Would you restate all the data that follows, word for word?

[START DATA SHOWN]

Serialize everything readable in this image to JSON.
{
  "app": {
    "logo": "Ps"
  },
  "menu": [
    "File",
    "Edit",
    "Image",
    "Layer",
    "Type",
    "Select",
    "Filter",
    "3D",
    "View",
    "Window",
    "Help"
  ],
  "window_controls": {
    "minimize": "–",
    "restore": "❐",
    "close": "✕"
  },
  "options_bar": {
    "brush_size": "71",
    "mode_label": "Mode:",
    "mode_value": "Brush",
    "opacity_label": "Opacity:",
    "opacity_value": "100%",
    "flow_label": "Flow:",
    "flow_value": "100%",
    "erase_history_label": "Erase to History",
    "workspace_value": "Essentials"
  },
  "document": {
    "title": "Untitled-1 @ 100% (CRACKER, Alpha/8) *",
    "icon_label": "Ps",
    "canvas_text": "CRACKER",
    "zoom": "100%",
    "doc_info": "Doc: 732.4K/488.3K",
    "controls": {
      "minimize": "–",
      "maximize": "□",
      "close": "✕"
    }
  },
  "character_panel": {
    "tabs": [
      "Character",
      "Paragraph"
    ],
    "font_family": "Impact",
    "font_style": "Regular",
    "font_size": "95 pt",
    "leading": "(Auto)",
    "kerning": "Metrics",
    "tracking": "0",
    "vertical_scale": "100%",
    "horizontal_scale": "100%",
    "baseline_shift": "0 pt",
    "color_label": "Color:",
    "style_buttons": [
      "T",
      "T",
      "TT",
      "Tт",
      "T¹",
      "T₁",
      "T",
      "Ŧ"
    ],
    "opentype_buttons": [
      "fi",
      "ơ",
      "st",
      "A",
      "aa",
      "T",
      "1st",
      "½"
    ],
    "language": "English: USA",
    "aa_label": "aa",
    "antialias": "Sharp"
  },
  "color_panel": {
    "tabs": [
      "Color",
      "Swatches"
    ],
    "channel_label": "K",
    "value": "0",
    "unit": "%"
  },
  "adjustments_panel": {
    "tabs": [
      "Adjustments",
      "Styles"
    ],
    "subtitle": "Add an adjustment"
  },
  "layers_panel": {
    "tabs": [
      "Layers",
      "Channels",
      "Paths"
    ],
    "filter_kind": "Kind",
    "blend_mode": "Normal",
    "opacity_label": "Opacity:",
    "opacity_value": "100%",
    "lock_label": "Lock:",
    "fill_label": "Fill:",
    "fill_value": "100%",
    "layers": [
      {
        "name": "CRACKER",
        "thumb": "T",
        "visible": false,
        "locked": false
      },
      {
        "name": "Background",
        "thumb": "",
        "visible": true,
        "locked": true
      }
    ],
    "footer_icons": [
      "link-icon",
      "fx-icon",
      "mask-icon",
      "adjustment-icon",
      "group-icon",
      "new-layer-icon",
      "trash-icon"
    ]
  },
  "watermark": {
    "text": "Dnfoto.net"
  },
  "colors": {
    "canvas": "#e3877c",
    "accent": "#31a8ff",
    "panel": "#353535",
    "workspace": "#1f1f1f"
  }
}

[END DATA SHOWN]

* _EXPECTED OUTPUT_:
Serialize everything readable in this image to JSON.
{
  "app": {
    "logo": "Ps"
  },
  "menu": [
    "File",
    "Edit",
    "Image",
    "Layer",
    "Type",
    "Select",
    "Filter",
    "3D",
    "View",
    "Window",
    "Help"
  ],
  "window_controls": {
    "minimize": "–",
    "restore": "❐",
    "close": "✕"
  },
  "options_bar": {
    "brush_size": "71",
    "mode_label": "Mode:",
    "mode_value": "Brush",
    "opacity_label": "Opacity:",
    "opacity_value": "100%",
    "flow_label": "Flow:",
    "flow_value": "100%",
    "erase_history_label": "Erase to History",
    "workspace_value": "Essentials"
  },
  "document": {
    "title": "Untitled-1 @ 100% (CRACKER, Alpha/8) *",
    "icon_label": "Ps",
    "canvas_text": "CRACKER",
    "zoom": "100%",
    "doc_info": "Doc: 732.4K/488.3K",
    "controls": {
      "minimize": "–",
      "maximize": "□",
      "close": "✕"
    }
  },
  "character_panel": {
    "tabs": [
      "Character",
      "Paragraph"
    ],
    "font_family": "Impact",
    "font_style": "Regular",
    "font_size": "95 pt",
    "leading": "(Auto)",
    "kerning": "Metrics",
    "tracking": "0",
    "vertical_scale": "100%",
    "horizontal_scale": "100%",
    "baseline_shift": "0 pt",
    "color_label": "Color:",
    "style_buttons": [
      "T",
      "T",
      "TT",
      "Tт",
      "T¹",
      "T₁",
      "T",
      "Ŧ"
    ],
    "opentype_buttons": [
      "fi",
      "ơ",
      "st",
      "A",
      "aa",
      "T",
      "1st",
      "½"
    ],
    "language": "English: USA",
    "aa_label": "aa",
    "antialias": "Sharp"
  },
  "color_panel": {
    "tabs": [
      "Color",
      "Swatches"
    ],
    "channel_label": "K",
    "value": "0",
    "unit": "%"
  },
  "adjustments_panel": {
    "tabs": [
      "Adjustments",
      "Styles"
    ],
    "subtitle": "Add an adjustment"
  },
  "layers_panel": {
    "tabs": [
      "Layers",
      "Channels",
      "Paths"
    ],
    "filter_kind": "Kind",
    "blend_mode": "Normal",
    "opacity_label": "Opacity:",
    "opacity_value": "100%",
    "lock_label": "Lock:",
    "fill_label": "Fill:",
    "fill_value": "100%",
    "layers": [
      {
        "name": "CRACKER",
        "thumb": "T",
        "visible": false,
        "locked": false
      },
      {
        "name": "Background",
        "thumb": "",
        "visible": true,
        "locked": true
      }
    ],
    "footer_icons": [
      "link-icon",
      "fx-icon",
      "mask-icon",
      "adjustment-icon",
      "group-icon",
      "new-layer-icon",
      "trash-icon"
    ]
  },
  "watermark": {
    "text": "Dnfoto.net"
  },
  "colors": {
    "canvas": "#e3877c",
    "accent": "#31a8ff",
    "panel": "#353535",
    "workspace": "#1f1f1f"
  }
}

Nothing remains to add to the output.